=== WORK INSTRUCTIONS ===
(1) Decide whether each statement agrees with the post about Kerry's Korner: (a) the writer found July easier than August; (b) the writer emailed Kerry after nearly a full day of searching; (c) the writer first shared one of Kerry's videos in June. For each, answer yes or no and quote the words of the post that decide it.
(2) Pick up the post about Kerry's Korner right after its final sentence and keep writing it.

=== SOURCE PASSAGE ===
Hi everyone! I know I haven't written in a very, very long time. It has been an extremely rough summer. Thankfully after a really hard month of July, August seems to be going a bit smoother. I've been home with Nathan 100% of the time now that we are both done with our summer school programs. Since I've been home I've been able to catch up on so much of the reading I'd left behind in my email inbox. I'm subscribed to the Autism Speaks YouTube channel and one of my favorite series is Kerry's Korner. I posted one of Kerry's videos this past July (in response to the whole 50 Cent debacle). Well, I decided to go back and see some more of Kerry's Korner and stumbled upon a video of him reading a poem he wrote about his experience as a person with autism. I was SO touched when he spoke of his parents and hearing his words was like he was saying what Nathan has been trying to tell us for years. I almost felt transported into the future imagining Nathan saying these words about us, his parents. I HAD to find a way to contact Kerry!!! So I spent almost a whole day trying to find him... and I did, so I emailed him. And, guess what? HE WROTE BACK!!!

=== LISTED RECORDS ===
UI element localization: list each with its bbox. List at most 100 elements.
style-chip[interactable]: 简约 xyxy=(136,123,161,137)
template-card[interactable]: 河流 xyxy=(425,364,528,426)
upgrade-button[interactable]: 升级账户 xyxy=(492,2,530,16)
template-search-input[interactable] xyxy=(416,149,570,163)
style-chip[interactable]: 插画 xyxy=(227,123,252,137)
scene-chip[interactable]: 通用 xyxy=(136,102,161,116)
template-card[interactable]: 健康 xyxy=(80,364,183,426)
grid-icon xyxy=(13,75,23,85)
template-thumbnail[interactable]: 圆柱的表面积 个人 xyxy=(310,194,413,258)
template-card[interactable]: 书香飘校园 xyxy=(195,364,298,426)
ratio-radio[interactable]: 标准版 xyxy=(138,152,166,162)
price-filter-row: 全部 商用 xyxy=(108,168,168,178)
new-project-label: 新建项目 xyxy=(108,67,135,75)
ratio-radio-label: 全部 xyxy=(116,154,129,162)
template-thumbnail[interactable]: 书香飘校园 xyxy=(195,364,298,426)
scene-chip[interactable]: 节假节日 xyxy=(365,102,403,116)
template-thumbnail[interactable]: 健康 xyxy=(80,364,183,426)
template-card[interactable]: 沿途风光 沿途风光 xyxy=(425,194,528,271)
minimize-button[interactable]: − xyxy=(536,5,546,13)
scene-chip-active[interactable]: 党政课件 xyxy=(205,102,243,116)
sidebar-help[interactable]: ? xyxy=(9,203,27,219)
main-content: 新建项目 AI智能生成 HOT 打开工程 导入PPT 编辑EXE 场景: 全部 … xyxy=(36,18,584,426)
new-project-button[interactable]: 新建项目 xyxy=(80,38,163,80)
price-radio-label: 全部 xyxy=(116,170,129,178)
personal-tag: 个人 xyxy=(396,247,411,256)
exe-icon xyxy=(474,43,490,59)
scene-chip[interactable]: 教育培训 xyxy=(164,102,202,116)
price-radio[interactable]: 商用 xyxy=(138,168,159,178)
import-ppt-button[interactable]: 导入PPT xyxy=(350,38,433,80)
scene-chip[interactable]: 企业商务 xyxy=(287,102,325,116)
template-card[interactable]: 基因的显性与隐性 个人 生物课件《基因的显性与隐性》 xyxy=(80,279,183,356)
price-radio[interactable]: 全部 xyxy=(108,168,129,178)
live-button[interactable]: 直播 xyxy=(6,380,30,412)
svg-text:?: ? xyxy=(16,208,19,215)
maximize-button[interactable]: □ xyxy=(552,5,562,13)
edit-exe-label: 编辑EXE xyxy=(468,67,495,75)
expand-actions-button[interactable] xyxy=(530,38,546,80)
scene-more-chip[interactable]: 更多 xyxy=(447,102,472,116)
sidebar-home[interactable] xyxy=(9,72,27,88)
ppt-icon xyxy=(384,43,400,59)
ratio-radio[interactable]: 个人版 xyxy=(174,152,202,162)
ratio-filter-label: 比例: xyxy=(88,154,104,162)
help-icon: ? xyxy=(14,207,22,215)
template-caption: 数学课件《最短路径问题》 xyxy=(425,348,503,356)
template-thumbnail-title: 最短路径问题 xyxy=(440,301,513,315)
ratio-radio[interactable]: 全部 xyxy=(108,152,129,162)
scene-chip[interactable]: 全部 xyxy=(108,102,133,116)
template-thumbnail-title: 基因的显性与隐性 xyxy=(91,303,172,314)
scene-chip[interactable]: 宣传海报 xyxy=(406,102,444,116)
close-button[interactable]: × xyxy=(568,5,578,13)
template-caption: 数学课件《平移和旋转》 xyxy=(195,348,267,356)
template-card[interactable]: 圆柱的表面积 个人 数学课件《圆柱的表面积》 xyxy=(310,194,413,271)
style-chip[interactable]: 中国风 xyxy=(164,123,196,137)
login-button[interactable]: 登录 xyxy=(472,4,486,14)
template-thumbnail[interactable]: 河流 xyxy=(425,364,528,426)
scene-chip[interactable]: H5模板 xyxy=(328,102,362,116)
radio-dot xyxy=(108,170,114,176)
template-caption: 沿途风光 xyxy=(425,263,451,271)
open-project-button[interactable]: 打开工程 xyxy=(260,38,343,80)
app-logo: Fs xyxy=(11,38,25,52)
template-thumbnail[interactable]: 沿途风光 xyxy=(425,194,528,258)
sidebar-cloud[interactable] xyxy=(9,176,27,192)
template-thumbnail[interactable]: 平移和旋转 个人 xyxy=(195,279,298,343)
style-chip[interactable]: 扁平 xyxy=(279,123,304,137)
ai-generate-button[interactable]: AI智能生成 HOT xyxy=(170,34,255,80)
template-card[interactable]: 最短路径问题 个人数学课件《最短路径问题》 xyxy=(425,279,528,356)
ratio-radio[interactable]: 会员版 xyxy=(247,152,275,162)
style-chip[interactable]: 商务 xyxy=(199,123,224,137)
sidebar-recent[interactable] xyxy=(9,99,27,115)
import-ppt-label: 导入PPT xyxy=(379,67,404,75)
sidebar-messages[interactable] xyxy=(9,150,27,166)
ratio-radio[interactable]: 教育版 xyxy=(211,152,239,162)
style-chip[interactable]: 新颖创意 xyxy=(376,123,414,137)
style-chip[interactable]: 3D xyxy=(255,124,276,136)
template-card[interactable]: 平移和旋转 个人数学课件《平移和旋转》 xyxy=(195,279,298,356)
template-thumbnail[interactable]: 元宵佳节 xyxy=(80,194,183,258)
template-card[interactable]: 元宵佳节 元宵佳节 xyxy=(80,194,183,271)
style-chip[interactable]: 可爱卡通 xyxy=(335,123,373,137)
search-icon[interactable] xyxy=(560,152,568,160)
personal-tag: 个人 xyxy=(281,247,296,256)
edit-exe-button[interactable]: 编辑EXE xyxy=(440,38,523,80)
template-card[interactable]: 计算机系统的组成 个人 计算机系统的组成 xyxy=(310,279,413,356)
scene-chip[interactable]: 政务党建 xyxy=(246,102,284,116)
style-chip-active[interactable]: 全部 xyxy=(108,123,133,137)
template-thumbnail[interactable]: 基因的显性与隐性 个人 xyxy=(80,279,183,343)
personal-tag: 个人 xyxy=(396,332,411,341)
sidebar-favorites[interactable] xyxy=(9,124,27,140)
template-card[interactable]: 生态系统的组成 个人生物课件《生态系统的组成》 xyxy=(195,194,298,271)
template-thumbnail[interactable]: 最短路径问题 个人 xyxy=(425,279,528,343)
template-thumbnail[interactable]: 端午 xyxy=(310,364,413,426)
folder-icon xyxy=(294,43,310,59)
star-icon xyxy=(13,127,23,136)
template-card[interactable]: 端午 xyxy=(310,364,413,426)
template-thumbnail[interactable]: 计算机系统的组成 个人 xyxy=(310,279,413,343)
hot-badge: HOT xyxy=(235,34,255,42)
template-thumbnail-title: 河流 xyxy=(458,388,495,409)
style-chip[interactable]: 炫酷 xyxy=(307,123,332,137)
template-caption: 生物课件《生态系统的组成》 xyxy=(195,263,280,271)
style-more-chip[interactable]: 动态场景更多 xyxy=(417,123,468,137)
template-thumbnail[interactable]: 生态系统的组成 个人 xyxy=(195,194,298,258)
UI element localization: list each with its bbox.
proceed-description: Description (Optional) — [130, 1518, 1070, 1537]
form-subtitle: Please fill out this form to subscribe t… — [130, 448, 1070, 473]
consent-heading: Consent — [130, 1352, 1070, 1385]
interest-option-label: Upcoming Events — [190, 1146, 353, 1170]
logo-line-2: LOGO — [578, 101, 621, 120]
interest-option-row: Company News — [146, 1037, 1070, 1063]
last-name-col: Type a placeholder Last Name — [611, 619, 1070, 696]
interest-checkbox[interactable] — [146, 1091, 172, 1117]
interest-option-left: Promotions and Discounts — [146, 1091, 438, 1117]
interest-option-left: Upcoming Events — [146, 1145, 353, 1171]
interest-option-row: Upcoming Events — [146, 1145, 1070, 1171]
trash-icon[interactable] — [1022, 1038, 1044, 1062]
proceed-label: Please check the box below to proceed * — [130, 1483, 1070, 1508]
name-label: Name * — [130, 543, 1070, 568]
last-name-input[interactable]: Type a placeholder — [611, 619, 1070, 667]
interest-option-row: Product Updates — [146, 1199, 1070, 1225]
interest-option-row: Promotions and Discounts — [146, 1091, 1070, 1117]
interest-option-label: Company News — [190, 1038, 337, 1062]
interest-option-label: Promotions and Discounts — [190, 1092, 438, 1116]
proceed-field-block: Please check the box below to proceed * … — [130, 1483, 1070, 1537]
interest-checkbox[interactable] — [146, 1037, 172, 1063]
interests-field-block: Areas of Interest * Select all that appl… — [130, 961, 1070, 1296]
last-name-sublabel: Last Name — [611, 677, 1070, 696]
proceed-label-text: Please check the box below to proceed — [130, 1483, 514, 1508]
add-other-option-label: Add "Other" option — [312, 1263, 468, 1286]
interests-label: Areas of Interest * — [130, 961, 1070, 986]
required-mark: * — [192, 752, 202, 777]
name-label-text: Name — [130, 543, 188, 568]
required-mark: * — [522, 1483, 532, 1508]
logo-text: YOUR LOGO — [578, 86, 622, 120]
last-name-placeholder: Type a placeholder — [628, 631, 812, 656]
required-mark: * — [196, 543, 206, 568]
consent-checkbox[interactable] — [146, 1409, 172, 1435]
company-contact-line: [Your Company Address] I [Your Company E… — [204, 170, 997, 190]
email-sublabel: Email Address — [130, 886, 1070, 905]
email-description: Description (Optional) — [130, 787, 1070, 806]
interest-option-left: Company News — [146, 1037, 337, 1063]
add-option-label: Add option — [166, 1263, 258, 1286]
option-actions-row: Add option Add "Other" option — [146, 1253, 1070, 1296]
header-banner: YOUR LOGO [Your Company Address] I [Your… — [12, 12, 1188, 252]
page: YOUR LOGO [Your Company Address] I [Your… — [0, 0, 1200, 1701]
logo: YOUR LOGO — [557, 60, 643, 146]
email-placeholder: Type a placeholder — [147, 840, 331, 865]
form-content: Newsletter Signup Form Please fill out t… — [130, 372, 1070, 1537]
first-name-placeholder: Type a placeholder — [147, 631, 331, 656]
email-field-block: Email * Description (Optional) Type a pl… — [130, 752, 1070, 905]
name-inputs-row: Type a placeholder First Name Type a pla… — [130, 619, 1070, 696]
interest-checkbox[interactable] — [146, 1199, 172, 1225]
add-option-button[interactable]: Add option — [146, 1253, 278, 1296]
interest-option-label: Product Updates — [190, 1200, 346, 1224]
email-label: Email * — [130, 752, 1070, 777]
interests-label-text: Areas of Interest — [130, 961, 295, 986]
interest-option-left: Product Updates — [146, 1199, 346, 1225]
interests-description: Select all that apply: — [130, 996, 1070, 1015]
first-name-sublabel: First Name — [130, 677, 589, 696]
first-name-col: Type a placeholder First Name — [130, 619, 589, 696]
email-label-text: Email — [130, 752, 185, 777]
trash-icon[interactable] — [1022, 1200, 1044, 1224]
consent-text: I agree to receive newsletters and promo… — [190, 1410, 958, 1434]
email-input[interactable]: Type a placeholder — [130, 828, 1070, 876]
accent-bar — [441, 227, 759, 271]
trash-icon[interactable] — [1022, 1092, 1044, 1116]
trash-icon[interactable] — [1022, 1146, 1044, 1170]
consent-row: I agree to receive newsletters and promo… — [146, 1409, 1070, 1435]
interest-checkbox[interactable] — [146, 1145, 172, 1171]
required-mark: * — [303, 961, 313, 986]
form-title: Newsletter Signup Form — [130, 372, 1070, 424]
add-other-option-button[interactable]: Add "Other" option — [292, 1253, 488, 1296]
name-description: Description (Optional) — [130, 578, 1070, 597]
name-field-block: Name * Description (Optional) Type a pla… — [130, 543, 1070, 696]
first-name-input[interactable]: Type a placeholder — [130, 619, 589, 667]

=== OUTPUTS BY TASK ===
(1)
(a) No: "after a really hard month of July, August seems to be going a bit smoother."
(b) Yes: "So I spent almost a whole day trying to find him... and I did, so I emailed him."
(c) No: "I posted one of Kerry's videos this past July"

(2)
I just wanted to ask a simple question: based on his experience, what can he recommend as the best and worst things I could do for Nathan? Kerry sent me some links to various places online where I could learn more. Here is a list of resources he shared/recommended:

Here is part of Kerry's story, including some words by his mom from the Autism Speaks Blog:

20 Years of Autism: A Mother and Son Perspective

March 5, 2012s
This blog post is by Kerry Magro. recently started a new video blog called “My Autism My Voice,” where he discusses a variety of topics. If you would like to contact him directly about questions/comments related to this post he can be reached at kerry.magro@autismspeaks.org or through his Facebook page here.
On January 15th of this year I turned 24. To be honest this milestone really didn’t mean much to me besides knowing that in a year I could rent a car for the very first time. 2 weeks later I received an email from a parent in regards to helping her grandson who has PDD-NOS. Maybe more than any of the other emails I had received before, this question was very detailed asking for several questions regarding topics such as an early diagnosis, therapies, early childhood, how to approach the diagnosis, etc. Even though I’ve helped answer questions before I asked my mom to help assist me in answering her questions.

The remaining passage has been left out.